* ACTIVITIES
**A)** From the review exchange below, reproduce the passage from "- Do you think" up to and including "and ImageNet-mini experiments?" word for word.
**B)** In the review exchange below, what do the authors say "pretraining checkpoints" refers to in their theoretical discussion?

* PROVIDED TEXT
== Segment start ==

The reviewer suspects a confound: maybe WBIC (and strong downstream performance) both correlate with strong pretraining performance, rather than with each other. We actually have some counterexamples to this, for instance the third row of Figure 2. Note that towards the end of training, all momentum values share the same pretraining loss yet the downstream performance is quite different; the pretraining WBIC can pick this up.
Other Strengths and Weaknesses: Overall, I found most of the paper clear [...] the structure of the narrative was good in building up a more complete picture of the method being presented. That said, I found the paragraph starting on line 196 (left hand side), about how the checkpoints considered are not actually checkpoints, a bit confusing. I also found proposition 5.1 hard to follow.
In regards to the question about "checkpoints considered are not checkpoints": We apologize for the confusion. We will clarify that “pretraining checkpoints” in our theoretical discussion refers to local minima of the test loss, which may differ from the actual checkpoints saved during training. We will further clarify that in order for the theory to match the empirical analysis, we stipulate the actual checkpoints saved during training are local minima of the training loss.
Regarding Prop 5.1 being hard to follow, do you mean that the statement of the proposition itself is hard to follow, the proof, or the discussion of how prop 5.1 is used to justify Eq (10), or something else?
Questions For Authors:
- How computationally costly is it to compute WBIC - is this something that drastically increased the overhead of the experiments in the paper?
- Do you think this method is both feasible, and will continue to scale, for much larger models - for example, 70B or 300B parameter LLMs?
- As a follow up ot the above - is this still useful if it doesn't, given this is the arguably the most significant field for pretraining and finetuning.
- How confident are you that this finding would apply in fields beyond image classification, as presented in the CIFAR and ImageNet-mini experiments?

== Segment end ==

* INFORMATION SUPPLIED
== Segment start ==

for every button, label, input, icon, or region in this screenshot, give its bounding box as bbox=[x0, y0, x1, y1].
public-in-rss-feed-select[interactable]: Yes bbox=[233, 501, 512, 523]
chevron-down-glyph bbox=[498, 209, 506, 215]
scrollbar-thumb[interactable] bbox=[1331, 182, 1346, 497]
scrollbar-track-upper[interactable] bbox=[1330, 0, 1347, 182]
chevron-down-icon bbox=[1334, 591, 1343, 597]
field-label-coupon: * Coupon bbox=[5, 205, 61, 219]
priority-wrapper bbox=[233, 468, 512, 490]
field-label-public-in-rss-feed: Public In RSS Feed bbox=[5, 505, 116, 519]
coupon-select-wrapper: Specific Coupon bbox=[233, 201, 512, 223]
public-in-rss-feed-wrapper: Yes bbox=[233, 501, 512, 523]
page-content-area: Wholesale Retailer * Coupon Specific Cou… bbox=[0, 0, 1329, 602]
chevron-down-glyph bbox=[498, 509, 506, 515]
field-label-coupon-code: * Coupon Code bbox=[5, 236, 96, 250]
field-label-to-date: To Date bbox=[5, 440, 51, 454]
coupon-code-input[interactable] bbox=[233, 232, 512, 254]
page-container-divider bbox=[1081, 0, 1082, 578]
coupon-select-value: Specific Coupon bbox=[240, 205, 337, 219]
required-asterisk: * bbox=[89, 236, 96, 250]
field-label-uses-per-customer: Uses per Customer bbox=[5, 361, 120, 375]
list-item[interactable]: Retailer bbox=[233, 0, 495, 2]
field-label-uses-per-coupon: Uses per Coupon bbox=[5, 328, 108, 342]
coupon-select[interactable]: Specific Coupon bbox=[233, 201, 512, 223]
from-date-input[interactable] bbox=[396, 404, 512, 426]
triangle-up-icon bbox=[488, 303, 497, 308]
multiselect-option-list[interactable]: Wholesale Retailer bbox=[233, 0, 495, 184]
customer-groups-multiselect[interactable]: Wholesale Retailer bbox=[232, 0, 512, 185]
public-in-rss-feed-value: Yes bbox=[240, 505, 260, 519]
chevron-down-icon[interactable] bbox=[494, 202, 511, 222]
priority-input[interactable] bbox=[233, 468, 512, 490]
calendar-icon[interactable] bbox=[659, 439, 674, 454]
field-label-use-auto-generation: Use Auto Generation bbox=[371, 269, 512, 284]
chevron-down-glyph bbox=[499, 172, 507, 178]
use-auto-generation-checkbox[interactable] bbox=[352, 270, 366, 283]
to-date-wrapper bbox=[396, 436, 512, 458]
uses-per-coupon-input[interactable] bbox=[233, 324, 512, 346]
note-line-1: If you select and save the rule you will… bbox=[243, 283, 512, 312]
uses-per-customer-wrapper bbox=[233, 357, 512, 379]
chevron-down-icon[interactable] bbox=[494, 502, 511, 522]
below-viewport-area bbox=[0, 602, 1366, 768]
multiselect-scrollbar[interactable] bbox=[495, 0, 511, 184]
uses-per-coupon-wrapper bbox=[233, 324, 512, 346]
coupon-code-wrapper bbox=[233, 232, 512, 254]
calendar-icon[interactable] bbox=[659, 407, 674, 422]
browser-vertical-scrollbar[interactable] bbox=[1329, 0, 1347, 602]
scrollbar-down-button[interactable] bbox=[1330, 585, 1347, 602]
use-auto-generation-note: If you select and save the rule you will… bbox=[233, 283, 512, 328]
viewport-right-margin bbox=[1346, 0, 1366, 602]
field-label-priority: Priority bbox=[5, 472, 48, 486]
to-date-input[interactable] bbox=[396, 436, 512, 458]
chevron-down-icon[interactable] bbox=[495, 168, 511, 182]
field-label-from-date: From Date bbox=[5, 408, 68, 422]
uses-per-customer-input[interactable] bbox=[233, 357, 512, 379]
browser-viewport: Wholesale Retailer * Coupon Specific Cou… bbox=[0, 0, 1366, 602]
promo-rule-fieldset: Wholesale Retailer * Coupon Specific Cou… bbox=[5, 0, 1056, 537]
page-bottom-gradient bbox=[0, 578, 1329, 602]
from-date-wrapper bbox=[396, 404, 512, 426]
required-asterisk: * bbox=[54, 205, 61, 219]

== Segment end ==

* ANSWERS FOR THE EXERCISE
**A)**
- Do you think this method is both feasible, and will continue to scale, for much larger models - for example, 70B or 300B parameter LLMs?
- As a follow up ot the above - is this still useful if it doesn't, given this is the arguably the most significant field for pretraining and finetuning.
- How confident are you that this finding would apply in fields beyond image classification, as presented in the CIFAR and ImageNet-mini experiments?

**B)** It refers to local minima of the test loss.